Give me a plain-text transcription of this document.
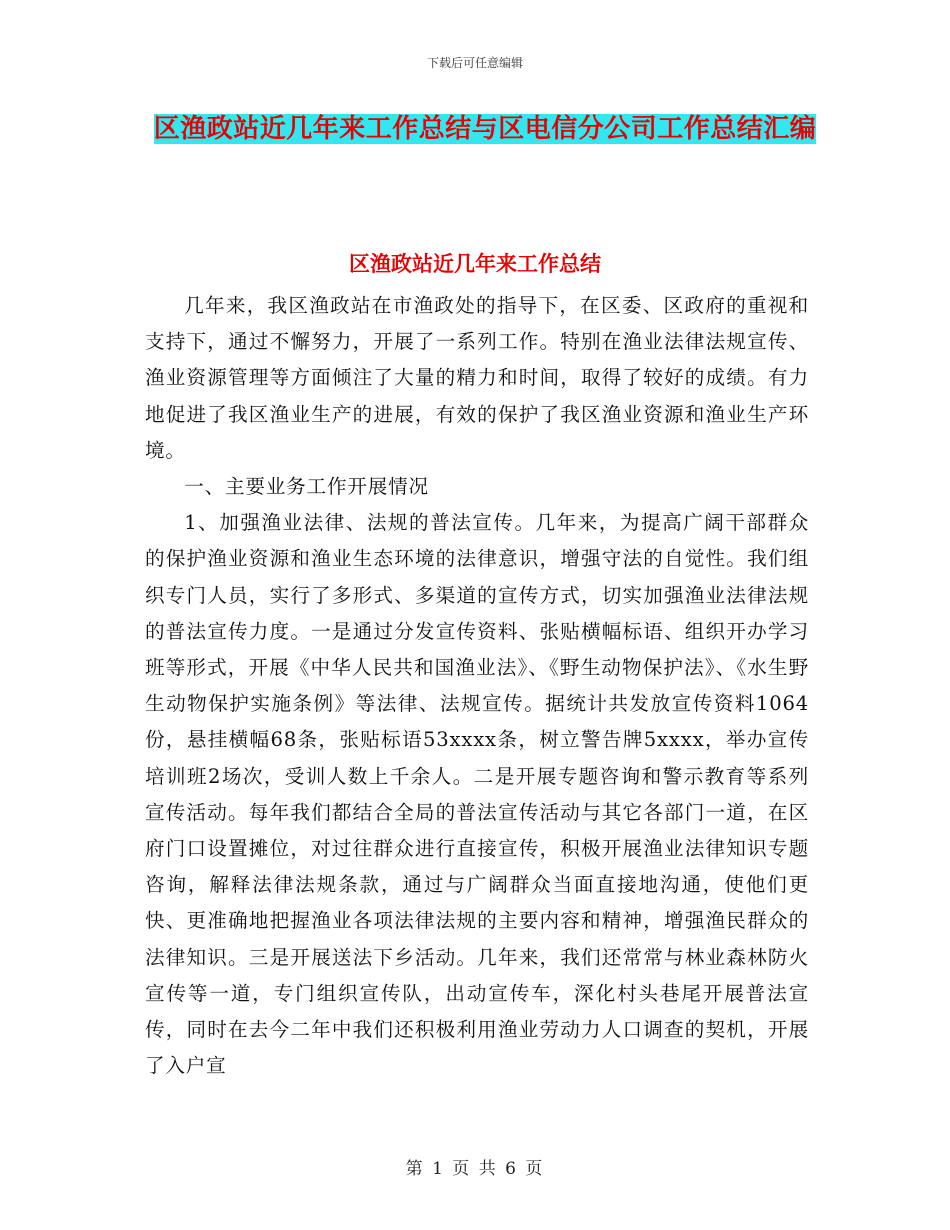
下载后可任意编辑
区渔政站近几年来工作总结与区电信分公司工作总结汇编
区渔政站近几年来工作总结

几年来，我区渔政站在市渔政处的指导下，在区委、区政府的重视和支持下，通过不懈努力，开展了一系列工作。特别在渔业法律法规宣传、渔业资源管理等方面倾注了大量的精力和时间，取得了较好的成绩。有力地促进了我区渔业生产的进展，有效的保护了我区渔业资源和渔业生产环境。

一、主要业务工作开展情况

1、加强渔业法律、法规的普法宣传。几年来，为提高广阔干部群众的保护渔业资源和渔业生态环境的法律意识，增强守法的自觉性。我们组织专门人员，实行了多形式、多渠道的宣传方式，切实加强渔业法律法规的普法宣传力度。一是通过分发宣传资料、张贴横幅标语、组织开办学习班等形式，开展《中华人民共和国渔业法》、《野生动物保护法》、《水生野生动物保护实施条例》等法律、法规宣传。据统计共发放宣传资料1064份，悬挂横幅68条，张贴标语53xxxx条，树立警告牌5xxxx，举办宣传培训班2场次，受训人数上千余人。二是开展专题咨询和警示教育等系列宣传活动。每年我们都结合全局的普法宣传活动与其它各部门一道，在区府门口设置摊位，对过往群众进行直接宣传，积极开展渔业法律知识专题咨询，解释法律法规条款，通过与广阔群众当面直接地沟通，使他们更快、更准确地把握渔业各项法律法规的主要内容和精神，增强渔民群众的法律知识。三是开展送法下乡活动。几年来，我们还常常与林业森林防火宣传等一道，专门组织宣传队，出动宣传车，深化村头巷尾开展普法宣传，同时在去今二年中我们还积极利用渔业劳动力人口调查的契机，开展了入户宣

第 1 页 共 6 页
——
Task requirements
Please write out all the data again word for word, but not the pictures.

Correct result
Give me a plain-text transcription of this document.
下载后可任意编辑
区渔政站近几年来工作总结与区电信分公司工作总结汇编
区渔政站近几年来工作总结

几年来，我区渔政站在市渔政处的指导下，在区委、区政府的重视和支持下，通过不懈努力，开展了一系列工作。特别在渔业法律法规宣传、渔业资源管理等方面倾注了大量的精力和时间，取得了较好的成绩。有力地促进了我区渔业生产的进展，有效的保护了我区渔业资源和渔业生产环境。

一、主要业务工作开展情况

1、加强渔业法律、法规的普法宣传。几年来，为提高广阔干部群众的保护渔业资源和渔业生态环境的法律意识，增强守法的自觉性。我们组织专门人员，实行了多形式、多渠道的宣传方式，切实加强渔业法律法规的普法宣传力度。一是通过分发宣传资料、张贴横幅标语、组织开办学习班等形式，开展《中华人民共和国渔业法》、《野生动物保护法》、《水生野生动物保护实施条例》等法律、法规宣传。据统计共发放宣传资料1064份，悬挂横幅68条，张贴标语53xxxx条，树立警告牌5xxxx，举办宣传培训班2场次，受训人数上千余人。二是开展专题咨询和警示教育等系列宣传活动。每年我们都结合全局的普法宣传活动与其它各部门一道，在区府门口设置摊位，对过往群众进行直接宣传，积极开展渔业法律知识专题咨询，解释法律法规条款，通过与广阔群众当面直接地沟通，使他们更快、更准确地把握渔业各项法律法规的主要内容和精神，增强渔民群众的法律知识。三是开展送法下乡活动。几年来，我们还常常与林业森林防火宣传等一道，专门组织宣传队，出动宣传车，深化村头巷尾开展普法宣传，同时在去今二年中我们还积极利用渔业劳动力人口调查的契机，开展了入户宣

第 1 页 共 6 页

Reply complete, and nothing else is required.